___ DATASET RECORDS ___

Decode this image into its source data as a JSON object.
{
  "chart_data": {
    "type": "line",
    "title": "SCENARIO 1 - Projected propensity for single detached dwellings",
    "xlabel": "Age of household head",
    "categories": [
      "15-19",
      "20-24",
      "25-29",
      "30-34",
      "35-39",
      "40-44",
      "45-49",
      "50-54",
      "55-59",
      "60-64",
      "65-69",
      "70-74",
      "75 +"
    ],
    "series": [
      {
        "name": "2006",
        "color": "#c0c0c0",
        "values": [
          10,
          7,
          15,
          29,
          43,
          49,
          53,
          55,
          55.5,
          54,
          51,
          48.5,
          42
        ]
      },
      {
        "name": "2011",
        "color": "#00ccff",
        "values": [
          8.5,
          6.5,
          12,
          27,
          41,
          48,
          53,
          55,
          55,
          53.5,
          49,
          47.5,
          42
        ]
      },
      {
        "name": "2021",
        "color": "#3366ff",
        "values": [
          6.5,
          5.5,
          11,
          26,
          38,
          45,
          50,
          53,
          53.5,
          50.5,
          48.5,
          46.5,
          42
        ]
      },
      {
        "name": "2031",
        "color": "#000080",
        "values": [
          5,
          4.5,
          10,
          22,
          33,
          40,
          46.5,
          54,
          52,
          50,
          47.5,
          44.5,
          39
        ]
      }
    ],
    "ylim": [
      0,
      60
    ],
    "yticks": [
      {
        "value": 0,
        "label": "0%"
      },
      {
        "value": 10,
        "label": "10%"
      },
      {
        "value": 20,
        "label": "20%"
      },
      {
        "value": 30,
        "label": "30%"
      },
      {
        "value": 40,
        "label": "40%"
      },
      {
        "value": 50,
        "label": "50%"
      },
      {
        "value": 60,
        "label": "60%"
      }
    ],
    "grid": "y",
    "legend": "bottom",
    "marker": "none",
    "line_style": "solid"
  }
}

___

» **WHAT IS REQUIRED**
Quote the data in full, keeping each word unchanged.

» **OUTPUT OF THE EXERCISE**
Decode this image into its source data as a JSON object.
{
  "chart_data": {
    "type": "line",
    "title": "SCENARIO 1 - Projected propensity for single detached dwellings",
    "xlabel": "Age of household head",
    "categories": [
      "15-19",
      "20-24",
      "25-29",
      "30-34",
      "35-39",
      "40-44",
      "45-49",
      "50-54",
      "55-59",
      "60-64",
      "65-69",
      "70-74",
      "75 +"
    ],
    "series": [
      {
        "name": "2006",
        "color": "#c0c0c0",
        "values": [
          10,
          7,
          15,
          29,
          43,
          49,
          53,
          55,
          55.5,
          54,
          51,
          48.5,
          42
        ]
      },
      {
        "name": "2011",
        "color": "#00ccff",
        "values": [
          8.5,
          6.5,
          12,
          27,
          41,
          48,
          53,
          55,
          55,
          53.5,
          49,
          47.5,
          42
        ]
      },
      {
        "name": "2021",
        "color": "#3366ff",
        "values": [
          6.5,
          5.5,
          11,
          26,
          38,
          45,
          50,
          53,
          53.5,
          50.5,
          48.5,
          46.5,
          42
        ]
      },
      {
        "name": "2031",
        "color": "#000080",
        "values": [
          5,
          4.5,
          10,
          22,
          33,
          40,
          46.5,
          54,
          52,
          50,
          47.5,
          44.5,
          39
        ]
      }
    ],
    "ylim": [
      0,
      60
    ],
    "yticks": [
      {
        "value": 0,
        "label": "0%"
      },
      {
        "value": 10,
        "label": "10%"
      },
      {
        "value": 20,
        "label": "20%"
      },
      {
        "value": 30,
        "label": "30%"
      },
      {
        "value": 40,
        "label": "40%"
      },
      {
        "value": 50,
        "label": "50%"
      },
      {
        "value": 60,
        "label": "60%"
      }
    ],
    "grid": "y",
    "legend": "bottom",
    "marker": "none",
    "line_style": "solid"
  }
}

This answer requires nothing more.